──────── Task input

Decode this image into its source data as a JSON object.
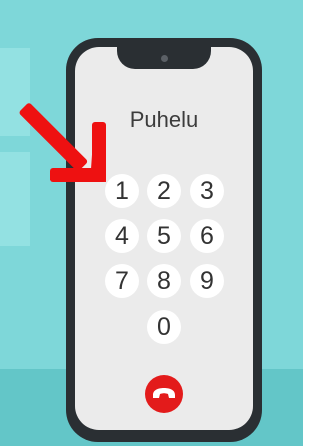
{
  "screen": {
    "title": "Puhelu"
  },
  "keypad": {
    "keys": [
      "1",
      "2",
      "3",
      "4",
      "5",
      "6",
      "7",
      "8",
      "9",
      "0"
    ]
  },
  "icons": {
    "end_call": "phone-hangup-icon",
    "pointer": "red-arrow-icon"
  },
  "colors": {
    "background": "#7ed7d9",
    "phone_body": "#2a2f33",
    "screen": "#ebebeb",
    "key": "#ffffff",
    "end_call": "#e31b1b",
    "arrow": "#ee1111"
  }
}
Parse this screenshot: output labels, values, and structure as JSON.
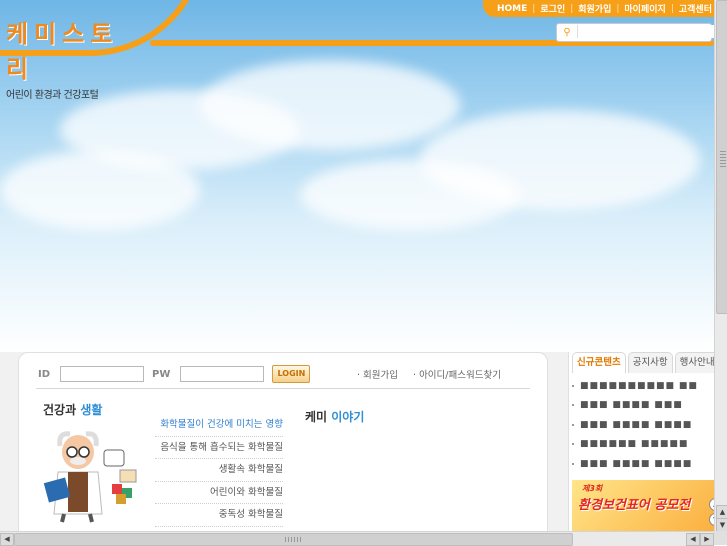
{
  "logo": {
    "title": "케미스토리",
    "subtitle": "어린이 환경과 건강포털"
  },
  "topnav": {
    "items": [
      "HOME",
      "로그인",
      "회원가입",
      "마이페이지",
      "고객센터"
    ]
  },
  "search": {
    "placeholder": ""
  },
  "login": {
    "id_label": "ID",
    "pw_label": "PW",
    "button_label": "LOGIN",
    "links": [
      "· 회원가입",
      "· 아이디/패스워드찾기"
    ]
  },
  "health_life": {
    "title_plain": "건강과 ",
    "title_highlight": "생활",
    "items": [
      "화학물질이 건강에 미치는 영향",
      "음식을 통해 흡수되는 화학물질",
      "생활속 화학물질",
      "어린이와 화학물질",
      "중독성 화학물질"
    ]
  },
  "chemi_story": {
    "title_plain": "케미 ",
    "title_highlight": "이야기"
  },
  "right_tabs": [
    "신규콘텐츠",
    "공지사항",
    "행사안내"
  ],
  "news_items": [
    "■■■■■■■■■■ ■■",
    "■■■ ■■■■ ■■■",
    "■■■ ■■■■ ■■■■",
    "■■■■■■ ■■■■■",
    "■■■ ■■■■ ■■■■"
  ],
  "banner": {
    "sup": "제3회",
    "text": "환경보건표어 공모전"
  }
}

────────────────

Exercise directions - Quote the material exactly. Pictures stay out.

Solution to this problem -
Decode this image into its source data as a JSON object.
{
  "screen": {
    "title": "Puhelu"
  },
  "keypad": {
    "keys": [
      "1",
      "2",
      "3",
      "4",
      "5",
      "6",
      "7",
      "8",
      "9",
      "0"
    ]
  },
  "icons": {
    "end_call": "phone-hangup-icon",
    "pointer": "red-arrow-icon"
  },
  "colors": {
    "background": "#7ed7d9",
    "phone_body": "#2a2f33",
    "screen": "#ebebeb",
    "key": "#ffffff",
    "end_call": "#e31b1b",
    "arrow": "#ee1111"
  }
}
Parse this screenshot: output labels, values, and structure as JSON.
{
  "logo": {
    "title": "케미스토리",
    "subtitle": "어린이 환경과 건강포털"
  },
  "topnav": {
    "items": [
      "HOME",
      "로그인",
      "회원가입",
      "마이페이지",
      "고객센터"
    ]
  },
  "search": {
    "placeholder": ""
  },
  "login": {
    "id_label": "ID",
    "pw_label": "PW",
    "button_label": "LOGIN",
    "links": [
      "· 회원가입",
      "· 아이디/패스워드찾기"
    ]
  },
  "health_life": {
    "title_plain": "건강과 ",
    "title_highlight": "생활",
    "items": [
      "화학물질이 건강에 미치는 영향",
      "음식을 통해 흡수되는 화학물질",
      "생활속 화학물질",
      "어린이와 화학물질",
      "중독성 화학물질"
    ]
  },
  "chemi_story": {
    "title_plain": "케미 ",
    "title_highlight": "이야기"
  },
  "right_tabs": [
    "신규콘텐츠",
    "공지사항",
    "행사안내"
  ],
  "news_items": [
    "■■■■■■■■■■ ■■",
    "■■■ ■■■■ ■■■",
    "■■■ ■■■■ ■■■■",
    "■■■■■■ ■■■■■",
    "■■■ ■■■■ ■■■■"
  ],
  "banner": {
    "sup": "제3회",
    "text": "환경보건표어 공모전"
  }
}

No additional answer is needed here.